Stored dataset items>
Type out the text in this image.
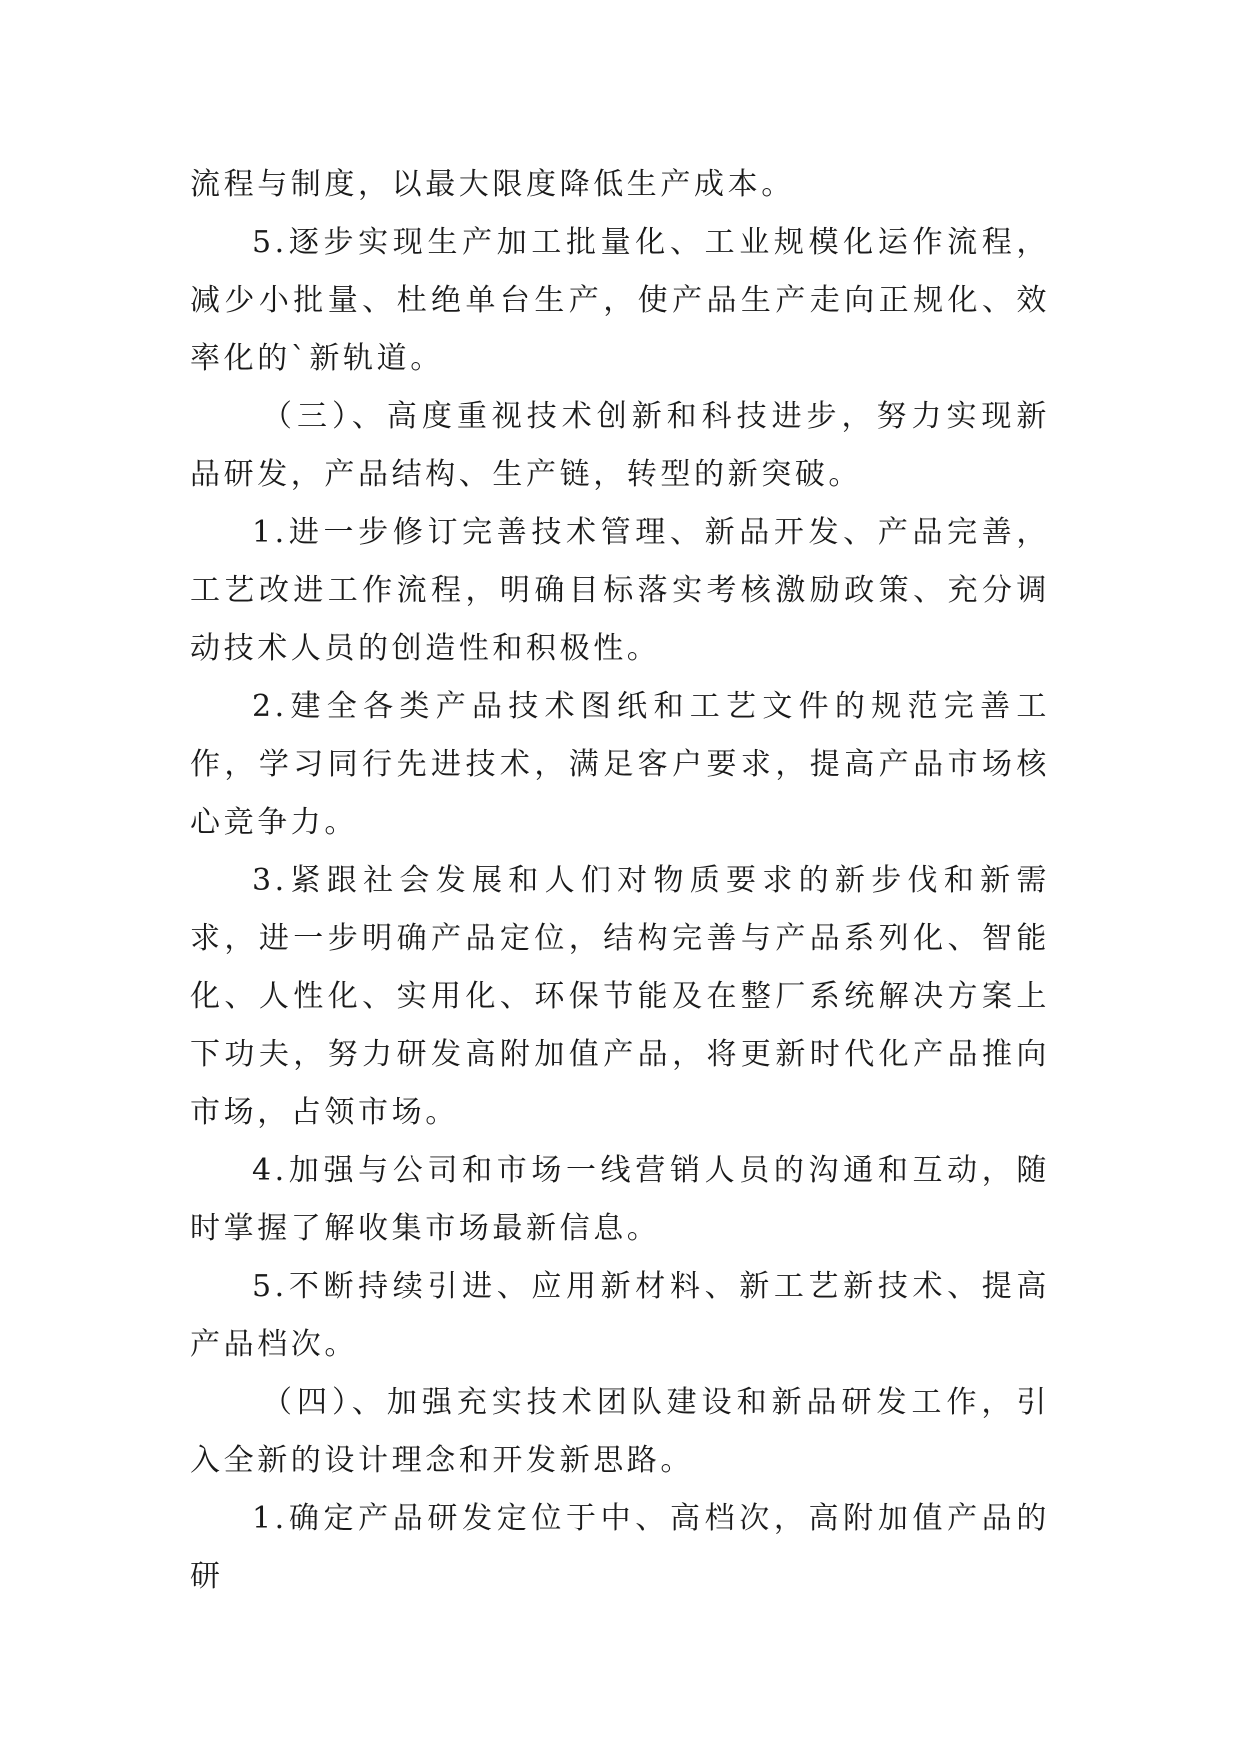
流程与制度，以最大限度降低生产成本。

5.逐步实现生产加工批量化、工业规模化运作流程，减少小批量、杜绝单台生产，使产品生产走向正规化、效率化的`新轨道。

（三）、高度重视技术创新和科技进步，努力实现新品研发，产品结构、生产链，转型的新突破。

1.进一步修订完善技术管理、新品开发、产品完善，工艺改进工作流程，明确目标落实考核激励政策、充分调动技术人员的创造性和积极性。

2.建全各类产品技术图纸和工艺文件的规范完善工作，学习同行先进技术，满足客户要求，提高产品市场核心竞争力。

3.紧跟社会发展和人们对物质要求的新步伐和新需求，进一步明确产品定位，结构完善与产品系列化、智能化、人性化、实用化、环保节能及在整厂系统解决方案上下功夫，努力研发高附加值产品，将更新时代化产品推向市场，占领市场。

4.加强与公司和市场一线营销人员的沟通和互动，随时掌握了解收集市场最新信息。

5.不断持续引进、应用新材料、新工艺新技术、提高产品档次。

（四）、加强充实技术团队建设和新品研发工作，引入全新的设计理念和开发新思路。

1.确定产品研发定位于中、高档次，高附加值产品的研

What to do>
Give every line above again exactly, with no pictures.

Task response>
Type out the text in this image.
流程与制度，以最大限度降低生产成本。

5.逐步实现生产加工批量化、工业规模化运作流程，减少小批量、杜绝单台生产，使产品生产走向正规化、效率化的`新轨道。

（三）、高度重视技术创新和科技进步，努力实现新品研发，产品结构、生产链，转型的新突破。

1.进一步修订完善技术管理、新品开发、产品完善，工艺改进工作流程，明确目标落实考核激励政策、充分调动技术人员的创造性和积极性。

2.建全各类产品技术图纸和工艺文件的规范完善工作，学习同行先进技术，满足客户要求，提高产品市场核心竞争力。

3.紧跟社会发展和人们对物质要求的新步伐和新需求，进一步明确产品定位，结构完善与产品系列化、智能化、人性化、实用化、环保节能及在整厂系统解决方案上下功夫，努力研发高附加值产品，将更新时代化产品推向市场，占领市场。

4.加强与公司和市场一线营销人员的沟通和互动，随时掌握了解收集市场最新信息。

5.不断持续引进、应用新材料、新工艺新技术、提高产品档次。

（四）、加强充实技术团队建设和新品研发工作，引入全新的设计理念和开发新思路。

1.确定产品研发定位于中、高档次，高附加值产品的研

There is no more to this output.